RECORDS FOR THE TASK:
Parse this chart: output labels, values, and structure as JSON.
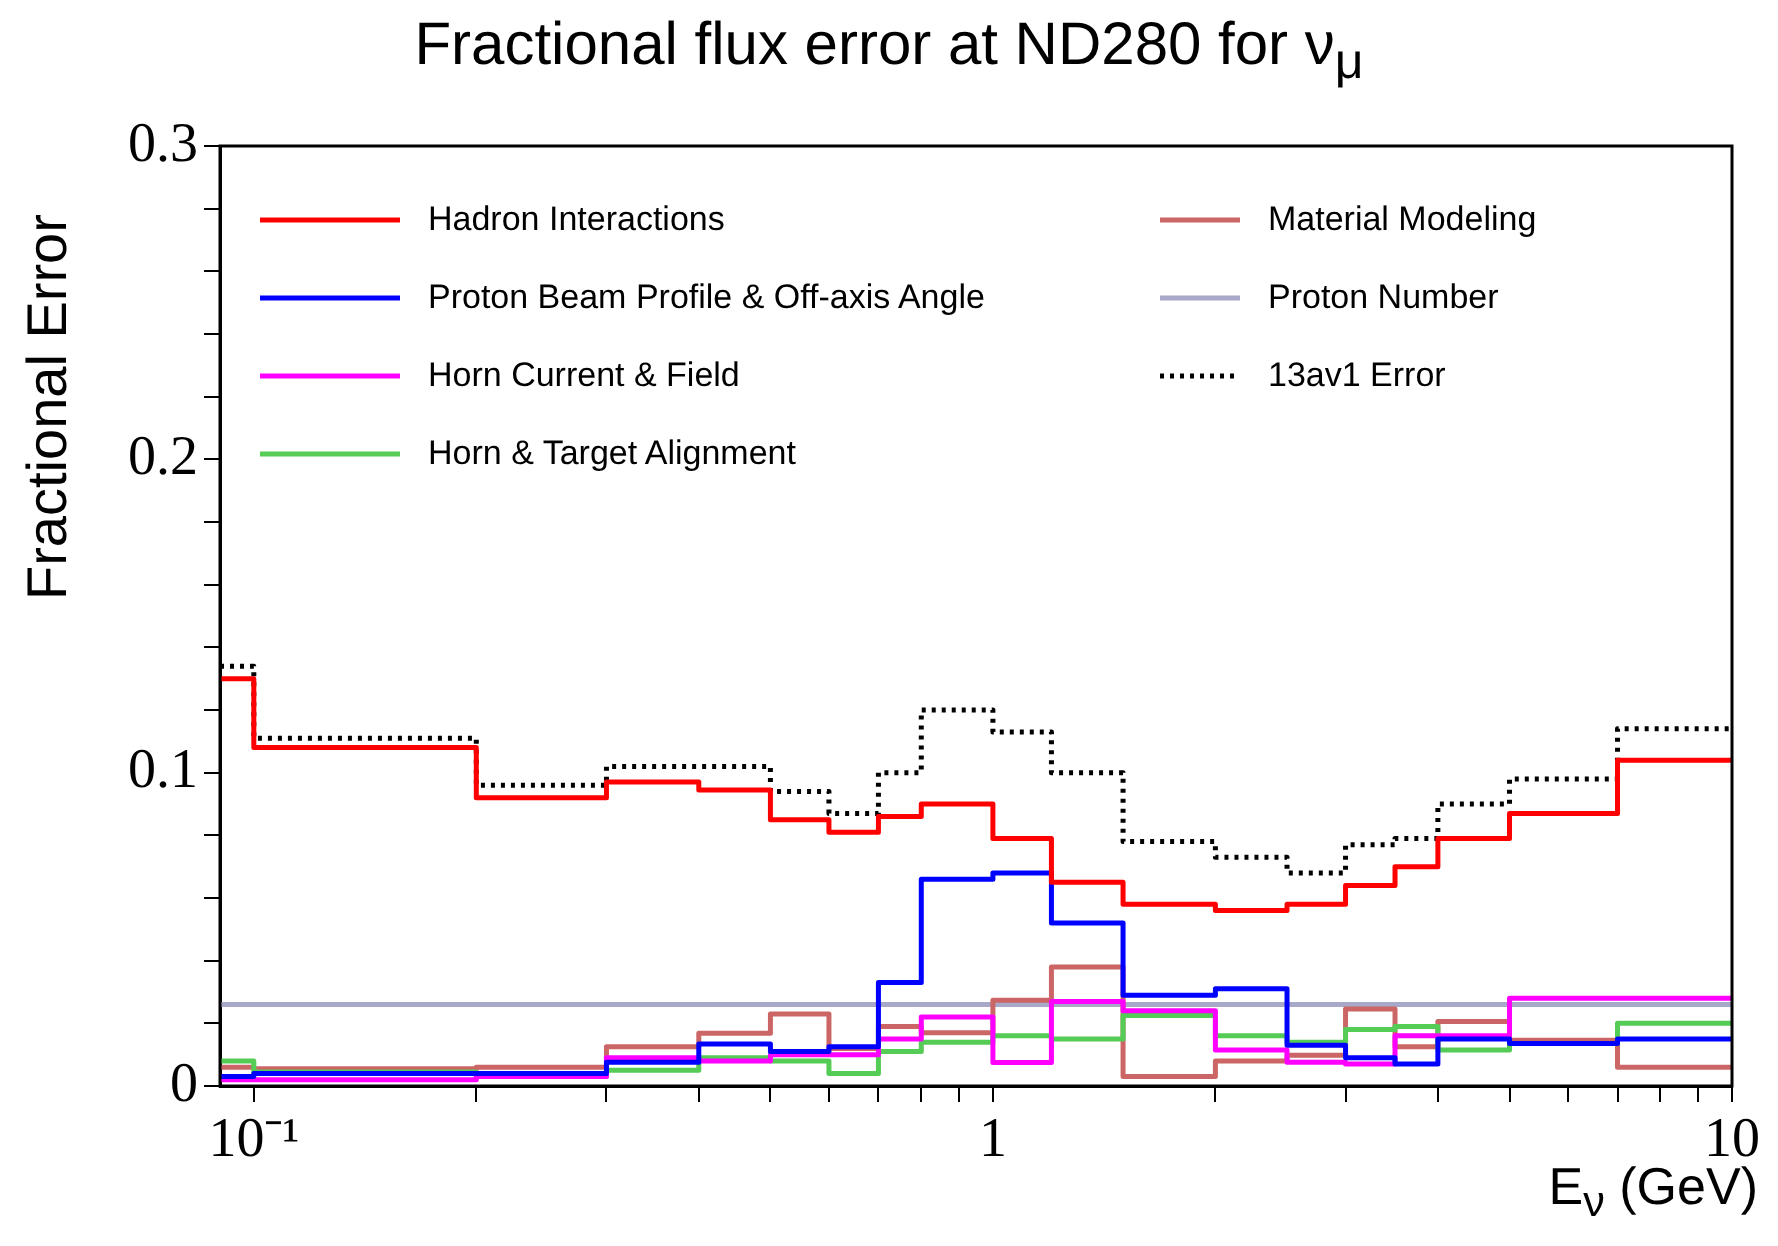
{
  "chart_data": {
    "type": "step",
    "title": "Fractional flux error at ND280 for ν$_{μ}$",
    "xlabel": "E$_{ν}$ (GeV)",
    "ylabel": "Fractional Error",
    "log": "x",
    "legend": "top",
    "marker": "none",
    "xlim": [
      0.09,
      10
    ],
    "ylim": [
      0,
      0.3
    ],
    "xticks": [
      {
        "value": 0.1,
        "label": "10⁻¹"
      },
      {
        "value": 0.2,
        "label": null
      },
      {
        "value": 0.3,
        "label": null
      },
      {
        "value": 0.4,
        "label": null
      },
      {
        "value": 0.5,
        "label": null
      },
      {
        "value": 0.6,
        "label": null
      },
      {
        "value": 0.7,
        "label": null
      },
      {
        "value": 0.8,
        "label": null
      },
      {
        "value": 0.9,
        "label": null
      },
      1,
      {
        "value": 2,
        "label": null
      },
      {
        "value": 3,
        "label": null
      },
      {
        "value": 4,
        "label": null
      },
      {
        "value": 5,
        "label": null
      },
      {
        "value": 6,
        "label": null
      },
      {
        "value": 7,
        "label": null
      },
      {
        "value": 8,
        "label": null
      },
      {
        "value": 9,
        "label": null
      },
      10
    ],
    "yticks": [
      0,
      {
        "value": 0.02,
        "label": null
      },
      {
        "value": 0.04,
        "label": null
      },
      {
        "value": 0.06,
        "label": null
      },
      {
        "value": 0.08,
        "label": null
      },
      0.1,
      {
        "value": 0.12,
        "label": null
      },
      {
        "value": 0.14,
        "label": null
      },
      {
        "value": 0.16,
        "label": null
      },
      {
        "value": 0.18,
        "label": null
      },
      0.2,
      {
        "value": 0.22,
        "label": null
      },
      {
        "value": 0.24,
        "label": null
      },
      {
        "value": 0.26,
        "label": null
      },
      {
        "value": 0.28,
        "label": null
      },
      0.3
    ],
    "x": [
      0.09,
      0.1,
      0.2,
      0.3,
      0.4,
      0.5,
      0.6,
      0.7,
      0.8,
      1.0,
      1.2,
      1.5,
      2.0,
      2.5,
      3.0,
      3.5,
      4.0,
      5.0,
      7.0
    ],
    "series": [
      {
        "name": "Hadron Interactions",
        "color": "#ff0000",
        "line_style": "solid",
        "values": [
          0.13,
          0.108,
          0.092,
          0.097,
          0.0945,
          0.085,
          0.081,
          0.086,
          0.09,
          0.079,
          0.065,
          0.058,
          0.056,
          0.058,
          0.064,
          0.07,
          0.079,
          0.087,
          0.104
        ]
      },
      {
        "name": "Proton Beam Profile & Off-axis Angle",
        "color": "#0000ff",
        "line_style": "solid",
        "values": [
          0.003,
          0.004,
          0.004,
          0.0076,
          0.0134,
          0.011,
          0.0125,
          0.033,
          0.066,
          0.068,
          0.052,
          0.029,
          0.031,
          0.013,
          0.009,
          0.007,
          0.015,
          0.0136,
          0.015
        ]
      },
      {
        "name": "Horn Current & Field",
        "color": "#ff00ff",
        "line_style": "solid",
        "values": [
          0.002,
          0.002,
          0.003,
          0.009,
          0.008,
          0.01,
          0.01,
          0.015,
          0.022,
          0.0075,
          0.027,
          0.024,
          0.0115,
          0.0076,
          0.007,
          0.016,
          0.016,
          0.028,
          0.028
        ]
      },
      {
        "name": "Horn & Target Alignment",
        "color": "#55cc55",
        "line_style": "solid",
        "values": [
          0.008,
          0.0045,
          0.003,
          0.005,
          0.009,
          0.008,
          0.004,
          0.011,
          0.014,
          0.016,
          0.015,
          0.0225,
          0.016,
          0.014,
          0.018,
          0.019,
          0.0115,
          0.0136,
          0.02
        ]
      },
      {
        "name": "Material Modeling",
        "color": "#cc6666",
        "line_style": "solid",
        "values": [
          0.006,
          0.0055,
          0.006,
          0.0125,
          0.0168,
          0.023,
          0.012,
          0.019,
          0.017,
          0.0274,
          0.038,
          0.003,
          0.008,
          0.0098,
          0.0246,
          0.0125,
          0.0206,
          0.0146,
          0.006
        ]
      },
      {
        "name": "Proton Number",
        "color": "#a8a8c8",
        "line_style": "solid",
        "values": [
          0.026,
          0.026,
          0.026,
          0.026,
          0.026,
          0.026,
          0.026,
          0.026,
          0.026,
          0.026,
          0.026,
          0.026,
          0.026,
          0.026,
          0.026,
          0.026,
          0.026,
          0.026,
          0.026
        ]
      },
      {
        "name": "13av1 Error",
        "color": "#000000",
        "line_style": "dotted",
        "values": [
          0.134,
          0.111,
          0.096,
          0.102,
          0.102,
          0.094,
          0.087,
          0.1,
          0.12,
          0.113,
          0.1,
          0.078,
          0.073,
          0.068,
          0.077,
          0.079,
          0.09,
          0.098,
          0.114
        ]
      }
    ]
  }
}
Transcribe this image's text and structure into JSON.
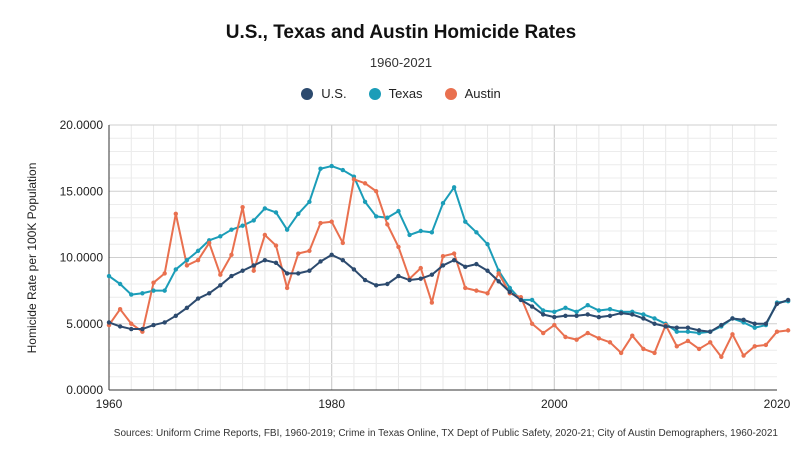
{
  "chart_data": {
    "type": "line",
    "title": "U.S., Texas and Austin Homicide Rates",
    "subtitle": "1960-2021",
    "ylabel": "Homicide Rate per 100K Population",
    "xlabel": "",
    "xlim": [
      1960,
      2020
    ],
    "ylim": [
      0,
      20
    ],
    "x_ticks": [
      "1960",
      "1980",
      "2000",
      "2020"
    ],
    "x_tick_values": [
      1960,
      1980,
      2000,
      2020
    ],
    "y_ticks": [
      "0.0000",
      "5.0000",
      "10.0000",
      "15.0000",
      "20.0000"
    ],
    "y_tick_values": [
      0,
      5,
      10,
      15,
      20
    ],
    "legend_position": "top-center",
    "grid": "vertical and horizontal",
    "x": [
      1960,
      1961,
      1962,
      1963,
      1964,
      1965,
      1966,
      1967,
      1968,
      1969,
      1970,
      1971,
      1972,
      1973,
      1974,
      1975,
      1976,
      1977,
      1978,
      1979,
      1980,
      1981,
      1982,
      1983,
      1984,
      1985,
      1986,
      1987,
      1988,
      1989,
      1990,
      1991,
      1992,
      1993,
      1994,
      1995,
      1996,
      1997,
      1998,
      1999,
      2000,
      2001,
      2002,
      2003,
      2004,
      2005,
      2006,
      2007,
      2008,
      2009,
      2010,
      2011,
      2012,
      2013,
      2014,
      2015,
      2016,
      2017,
      2018,
      2019,
      2020,
      2021
    ],
    "series": [
      {
        "name": "U.S.",
        "color": "#2c4a6e",
        "values": [
          5.1,
          4.8,
          4.6,
          4.6,
          4.9,
          5.1,
          5.6,
          6.2,
          6.9,
          7.3,
          7.9,
          8.6,
          9.0,
          9.4,
          9.8,
          9.6,
          8.8,
          8.8,
          9.0,
          9.7,
          10.2,
          9.8,
          9.1,
          8.3,
          7.9,
          8.0,
          8.6,
          8.3,
          8.4,
          8.7,
          9.4,
          9.8,
          9.3,
          9.5,
          9.0,
          8.2,
          7.4,
          6.8,
          6.3,
          5.7,
          5.5,
          5.6,
          5.6,
          5.7,
          5.5,
          5.6,
          5.8,
          5.7,
          5.4,
          5.0,
          4.8,
          4.7,
          4.7,
          4.5,
          4.4,
          4.9,
          5.4,
          5.3,
          5.0,
          5.0,
          6.5,
          6.8
        ]
      },
      {
        "name": "Texas",
        "color": "#1b9db8",
        "values": [
          8.6,
          8.0,
          7.2,
          7.3,
          7.5,
          7.5,
          9.1,
          9.8,
          10.5,
          11.3,
          11.6,
          12.1,
          12.4,
          12.8,
          13.7,
          13.4,
          12.1,
          13.3,
          14.2,
          16.7,
          16.9,
          16.6,
          16.1,
          14.2,
          13.1,
          13.0,
          13.5,
          11.7,
          12.0,
          11.9,
          14.1,
          15.3,
          12.7,
          11.9,
          11.0,
          9.0,
          7.7,
          6.8,
          6.8,
          6.0,
          5.9,
          6.2,
          5.9,
          6.4,
          6.0,
          6.1,
          5.9,
          5.9,
          5.7,
          5.4,
          5.0,
          4.4,
          4.4,
          4.3,
          4.4,
          4.8,
          5.4,
          5.1,
          4.7,
          4.9,
          6.6,
          6.7
        ]
      },
      {
        "name": "Austin",
        "color": "#e9704f",
        "values": [
          4.9,
          6.1,
          5.0,
          4.4,
          8.1,
          8.8,
          13.3,
          9.4,
          9.8,
          11.1,
          8.7,
          10.2,
          13.8,
          9.0,
          11.7,
          10.9,
          7.7,
          10.3,
          10.5,
          12.6,
          12.7,
          11.1,
          15.9,
          15.6,
          15.0,
          12.5,
          10.8,
          8.4,
          9.2,
          6.6,
          10.1,
          10.3,
          7.7,
          7.5,
          7.3,
          8.8,
          7.3,
          7.0,
          5.0,
          4.3,
          4.9,
          4.0,
          3.8,
          4.3,
          3.9,
          3.6,
          2.8,
          4.1,
          3.1,
          2.8,
          4.9,
          3.3,
          3.7,
          3.1,
          3.6,
          2.5,
          4.2,
          2.6,
          3.3,
          3.4,
          4.4,
          4.5
        ]
      }
    ]
  },
  "source": "Sources: Uniform Crime Reports, FBI, 1960-2019; Crime in Texas Online, TX Dept of Public Safety, 2020-21; City of Austin Demographers, 1960-2021"
}
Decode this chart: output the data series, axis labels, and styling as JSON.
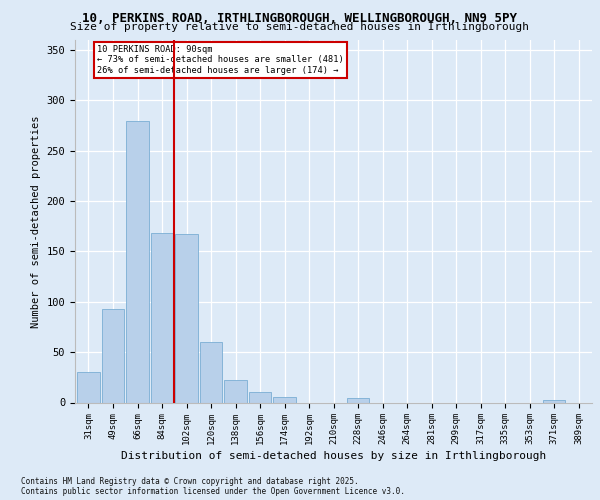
{
  "title1": "10, PERKINS ROAD, IRTHLINGBOROUGH, WELLINGBOROUGH, NN9 5PY",
  "title2": "Size of property relative to semi-detached houses in Irthlingborough",
  "xlabel": "Distribution of semi-detached houses by size in Irthlingborough",
  "ylabel": "Number of semi-detached properties",
  "categories": [
    "31sqm",
    "49sqm",
    "66sqm",
    "84sqm",
    "102sqm",
    "120sqm",
    "138sqm",
    "156sqm",
    "174sqm",
    "192sqm",
    "210sqm",
    "228sqm",
    "246sqm",
    "264sqm",
    "281sqm",
    "299sqm",
    "317sqm",
    "335sqm",
    "353sqm",
    "371sqm",
    "389sqm"
  ],
  "values": [
    30,
    93,
    280,
    168,
    167,
    60,
    22,
    10,
    5,
    0,
    0,
    4,
    0,
    0,
    0,
    0,
    0,
    0,
    0,
    2,
    0
  ],
  "bar_color": "#b8d0ea",
  "bar_edge_color": "#7aaed4",
  "vline_color": "#cc0000",
  "vline_x": 3.5,
  "annotation_title": "10 PERKINS ROAD: 90sqm",
  "annotation_line1": "← 73% of semi-detached houses are smaller (481)",
  "annotation_line2": "26% of semi-detached houses are larger (174) →",
  "ylim": [
    0,
    360
  ],
  "yticks": [
    0,
    50,
    100,
    150,
    200,
    250,
    300,
    350
  ],
  "background_color": "#ddeaf7",
  "footer": "Contains HM Land Registry data © Crown copyright and database right 2025.\nContains public sector information licensed under the Open Government Licence v3.0."
}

EXERCISE DIRECTIONS:
Of the lines above, how many include the word "Proton"? Reply with the number alone.

OUTPUT:
2